--- Start RECORD EXCERPTS ---

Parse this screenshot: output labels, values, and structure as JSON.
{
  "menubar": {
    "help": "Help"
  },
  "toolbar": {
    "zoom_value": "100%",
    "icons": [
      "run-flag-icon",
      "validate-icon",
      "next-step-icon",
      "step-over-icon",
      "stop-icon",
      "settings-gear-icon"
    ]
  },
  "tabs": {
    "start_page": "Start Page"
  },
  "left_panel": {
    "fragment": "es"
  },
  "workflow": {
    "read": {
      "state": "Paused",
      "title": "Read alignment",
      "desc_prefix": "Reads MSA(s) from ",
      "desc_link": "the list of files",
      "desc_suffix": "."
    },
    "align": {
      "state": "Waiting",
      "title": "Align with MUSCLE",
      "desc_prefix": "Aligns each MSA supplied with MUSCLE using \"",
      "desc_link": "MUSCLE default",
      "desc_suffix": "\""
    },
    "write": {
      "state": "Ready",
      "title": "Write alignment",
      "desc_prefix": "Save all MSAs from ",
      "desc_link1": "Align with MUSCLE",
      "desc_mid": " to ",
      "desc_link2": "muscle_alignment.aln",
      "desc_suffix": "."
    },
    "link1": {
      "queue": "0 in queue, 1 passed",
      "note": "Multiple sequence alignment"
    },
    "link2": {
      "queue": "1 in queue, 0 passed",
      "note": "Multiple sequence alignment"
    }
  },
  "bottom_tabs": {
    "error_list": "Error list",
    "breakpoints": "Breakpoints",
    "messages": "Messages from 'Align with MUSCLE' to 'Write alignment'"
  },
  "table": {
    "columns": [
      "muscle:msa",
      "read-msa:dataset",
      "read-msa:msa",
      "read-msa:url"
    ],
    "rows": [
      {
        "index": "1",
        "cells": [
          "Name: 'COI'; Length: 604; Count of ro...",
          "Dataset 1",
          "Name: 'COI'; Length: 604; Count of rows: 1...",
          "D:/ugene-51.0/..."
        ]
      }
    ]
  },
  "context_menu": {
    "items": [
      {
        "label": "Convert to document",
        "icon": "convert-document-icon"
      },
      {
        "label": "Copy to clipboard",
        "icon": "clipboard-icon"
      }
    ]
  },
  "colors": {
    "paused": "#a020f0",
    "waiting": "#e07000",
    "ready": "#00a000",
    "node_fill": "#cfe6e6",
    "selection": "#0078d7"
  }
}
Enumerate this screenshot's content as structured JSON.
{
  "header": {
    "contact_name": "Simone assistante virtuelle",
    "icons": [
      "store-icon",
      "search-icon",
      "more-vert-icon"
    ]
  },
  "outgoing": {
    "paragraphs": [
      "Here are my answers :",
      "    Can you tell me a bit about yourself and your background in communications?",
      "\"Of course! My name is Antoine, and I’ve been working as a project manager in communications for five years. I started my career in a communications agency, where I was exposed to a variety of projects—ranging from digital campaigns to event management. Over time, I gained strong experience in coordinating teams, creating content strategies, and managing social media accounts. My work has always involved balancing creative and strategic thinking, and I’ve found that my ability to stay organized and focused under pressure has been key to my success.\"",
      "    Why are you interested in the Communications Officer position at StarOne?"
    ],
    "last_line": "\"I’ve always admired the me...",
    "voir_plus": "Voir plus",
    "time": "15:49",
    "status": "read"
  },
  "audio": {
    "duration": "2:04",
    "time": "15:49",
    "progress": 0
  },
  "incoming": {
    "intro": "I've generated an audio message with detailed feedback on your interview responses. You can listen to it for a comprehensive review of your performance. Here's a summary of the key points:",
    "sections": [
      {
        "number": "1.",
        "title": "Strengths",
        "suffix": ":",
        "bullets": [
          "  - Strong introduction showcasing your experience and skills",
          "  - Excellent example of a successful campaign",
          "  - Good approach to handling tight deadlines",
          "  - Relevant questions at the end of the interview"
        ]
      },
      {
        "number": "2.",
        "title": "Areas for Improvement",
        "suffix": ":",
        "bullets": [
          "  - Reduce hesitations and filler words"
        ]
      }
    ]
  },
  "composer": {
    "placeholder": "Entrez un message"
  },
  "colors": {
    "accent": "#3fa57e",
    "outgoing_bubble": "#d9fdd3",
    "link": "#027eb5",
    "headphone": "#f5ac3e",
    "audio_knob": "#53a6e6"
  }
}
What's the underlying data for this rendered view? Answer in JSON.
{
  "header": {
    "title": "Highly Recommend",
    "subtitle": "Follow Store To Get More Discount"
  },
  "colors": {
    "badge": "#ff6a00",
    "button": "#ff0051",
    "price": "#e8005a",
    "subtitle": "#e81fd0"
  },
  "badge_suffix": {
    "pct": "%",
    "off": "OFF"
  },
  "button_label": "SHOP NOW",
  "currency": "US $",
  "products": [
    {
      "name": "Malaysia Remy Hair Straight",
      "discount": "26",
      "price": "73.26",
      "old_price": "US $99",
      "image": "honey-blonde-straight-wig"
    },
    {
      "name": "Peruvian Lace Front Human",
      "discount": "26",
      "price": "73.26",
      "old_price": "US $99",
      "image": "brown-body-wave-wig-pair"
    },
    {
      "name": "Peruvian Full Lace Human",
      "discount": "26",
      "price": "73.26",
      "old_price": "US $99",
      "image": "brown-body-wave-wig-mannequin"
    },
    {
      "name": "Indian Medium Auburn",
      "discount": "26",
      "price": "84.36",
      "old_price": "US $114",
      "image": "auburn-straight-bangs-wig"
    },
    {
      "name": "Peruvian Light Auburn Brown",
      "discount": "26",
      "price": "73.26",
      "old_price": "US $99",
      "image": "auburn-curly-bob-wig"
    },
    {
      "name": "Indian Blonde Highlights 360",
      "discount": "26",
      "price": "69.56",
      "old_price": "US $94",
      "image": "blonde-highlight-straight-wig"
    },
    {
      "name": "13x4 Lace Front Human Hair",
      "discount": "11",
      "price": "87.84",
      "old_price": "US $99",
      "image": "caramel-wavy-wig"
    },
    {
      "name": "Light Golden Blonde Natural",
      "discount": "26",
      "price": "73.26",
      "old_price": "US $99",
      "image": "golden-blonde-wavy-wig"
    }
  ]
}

--- End RECORD EXCERPTS ---

**TASK TO CARRY OUT**
Reproduce the material verbatim, line by line.

**SOLUTION TO THE PROBLEM**
Parse this screenshot: output labels, values, and structure as JSON.
{
  "menubar": {
    "help": "Help"
  },
  "toolbar": {
    "zoom_value": "100%",
    "icons": [
      "run-flag-icon",
      "validate-icon",
      "next-step-icon",
      "step-over-icon",
      "stop-icon",
      "settings-gear-icon"
    ]
  },
  "tabs": {
    "start_page": "Start Page"
  },
  "left_panel": {
    "fragment": "es"
  },
  "workflow": {
    "read": {
      "state": "Paused",
      "title": "Read alignment",
      "desc_prefix": "Reads MSA(s) from ",
      "desc_link": "the list of files",
      "desc_suffix": "."
    },
    "align": {
      "state": "Waiting",
      "title": "Align with MUSCLE",
      "desc_prefix": "Aligns each MSA supplied with MUSCLE using \"",
      "desc_link": "MUSCLE default",
      "desc_suffix": "\""
    },
    "write": {
      "state": "Ready",
      "title": "Write alignment",
      "desc_prefix": "Save all MSAs from ",
      "desc_link1": "Align with MUSCLE",
      "desc_mid": " to ",
      "desc_link2": "muscle_alignment.aln",
      "desc_suffix": "."
    },
    "link1": {
      "queue": "0 in queue, 1 passed",
      "note": "Multiple sequence alignment"
    },
    "link2": {
      "queue": "1 in queue, 0 passed",
      "note": "Multiple sequence alignment"
    }
  },
  "bottom_tabs": {
    "error_list": "Error list",
    "breakpoints": "Breakpoints",
    "messages": "Messages from 'Align with MUSCLE' to 'Write alignment'"
  },
  "table": {
    "columns": [
      "muscle:msa",
      "read-msa:dataset",
      "read-msa:msa",
      "read-msa:url"
    ],
    "rows": [
      {
        "index": "1",
        "cells": [
          "Name: 'COI'; Length: 604; Count of ro...",
          "Dataset 1",
          "Name: 'COI'; Length: 604; Count of rows: 1...",
          "D:/ugene-51.0/..."
        ]
      }
    ]
  },
  "context_menu": {
    "items": [
      {
        "label": "Convert to document",
        "icon": "convert-document-icon"
      },
      {
        "label": "Copy to clipboard",
        "icon": "clipboard-icon"
      }
    ]
  },
  "colors": {
    "paused": "#a020f0",
    "waiting": "#e07000",
    "ready": "#00a000",
    "node_fill": "#cfe6e6",
    "selection": "#0078d7"
  }
}
Enumerate this screenshot's content as structured JSON.
{
  "header": {
    "contact_name": "Simone assistante virtuelle",
    "icons": [
      "store-icon",
      "search-icon",
      "more-vert-icon"
    ]
  },
  "outgoing": {
    "paragraphs": [
      "Here are my answers :",
      "    Can you tell me a bit about yourself and your background in communications?",
      "\"Of course! My name is Antoine, and I’ve been working as a project manager in communications for five years. I started my career in a communications agency, where I was exposed to a variety of projects—ranging from digital campaigns to event management. Over time, I gained strong experience in coordinating teams, creating content strategies, and managing social media accounts. My work has always involved balancing creative and strategic thinking, and I’ve found that my ability to stay organized and focused under pressure has been key to my success.\"",
      "    Why are you interested in the Communications Officer position at StarOne?"
    ],
    "last_line": "\"I’ve always admired the me...",
    "voir_plus": "Voir plus",
    "time": "15:49",
    "status": "read"
  },
  "audio": {
    "duration": "2:04",
    "time": "15:49",
    "progress": 0
  },
  "incoming": {
    "intro": "I've generated an audio message with detailed feedback on your interview responses. You can listen to it for a comprehensive review of your performance. Here's a summary of the key points:",
    "sections": [
      {
        "number": "1.",
        "title": "Strengths",
        "suffix": ":",
        "bullets": [
          "  - Strong introduction showcasing your experience and skills",
          "  - Excellent example of a successful campaign",
          "  - Good approach to handling tight deadlines",
          "  - Relevant questions at the end of the interview"
        ]
      },
      {
        "number": "2.",
        "title": "Areas for Improvement",
        "suffix": ":",
        "bullets": [
          "  - Reduce hesitations and filler words"
        ]
      }
    ]
  },
  "composer": {
    "placeholder": "Entrez un message"
  },
  "colors": {
    "accent": "#3fa57e",
    "outgoing_bubble": "#d9fdd3",
    "link": "#027eb5",
    "headphone": "#f5ac3e",
    "audio_knob": "#53a6e6"
  }
}
What's the underlying data for this rendered view? Answer in JSON.
{
  "header": {
    "title": "Highly Recommend",
    "subtitle": "Follow Store To Get More Discount"
  },
  "colors": {
    "badge": "#ff6a00",
    "button": "#ff0051",
    "price": "#e8005a",
    "subtitle": "#e81fd0"
  },
  "badge_suffix": {
    "pct": "%",
    "off": "OFF"
  },
  "button_label": "SHOP NOW",
  "currency": "US $",
  "products": [
    {
      "name": "Malaysia Remy Hair Straight",
      "discount": "26",
      "price": "73.26",
      "old_price": "US $99",
      "image": "honey-blonde-straight-wig"
    },
    {
      "name": "Peruvian Lace Front Human",
      "discount": "26",
      "price": "73.26",
      "old_price": "US $99",
      "image": "brown-body-wave-wig-pair"
    },
    {
      "name": "Peruvian Full Lace Human",
      "discount": "26",
      "price": "73.26",
      "old_price": "US $99",
      "image": "brown-body-wave-wig-mannequin"
    },
    {
      "name": "Indian Medium Auburn",
      "discount": "26",
      "price": "84.36",
      "old_price": "US $114",
      "image": "auburn-straight-bangs-wig"
    },
    {
      "name": "Peruvian Light Auburn Brown",
      "discount": "26",
      "price": "73.26",
      "old_price": "US $99",
      "image": "auburn-curly-bob-wig"
    },
    {
      "name": "Indian Blonde Highlights 360",
      "discount": "26",
      "price": "69.56",
      "old_price": "US $94",
      "image": "blonde-highlight-straight-wig"
    },
    {
      "name": "13x4 Lace Front Human Hair",
      "discount": "11",
      "price": "87.84",
      "old_price": "US $99",
      "image": "caramel-wavy-wig"
    },
    {
      "name": "Light Golden Blonde Natural",
      "discount": "26",
      "price": "73.26",
      "old_price": "US $99",
      "image": "golden-blonde-wavy-wig"
    }
  ]
}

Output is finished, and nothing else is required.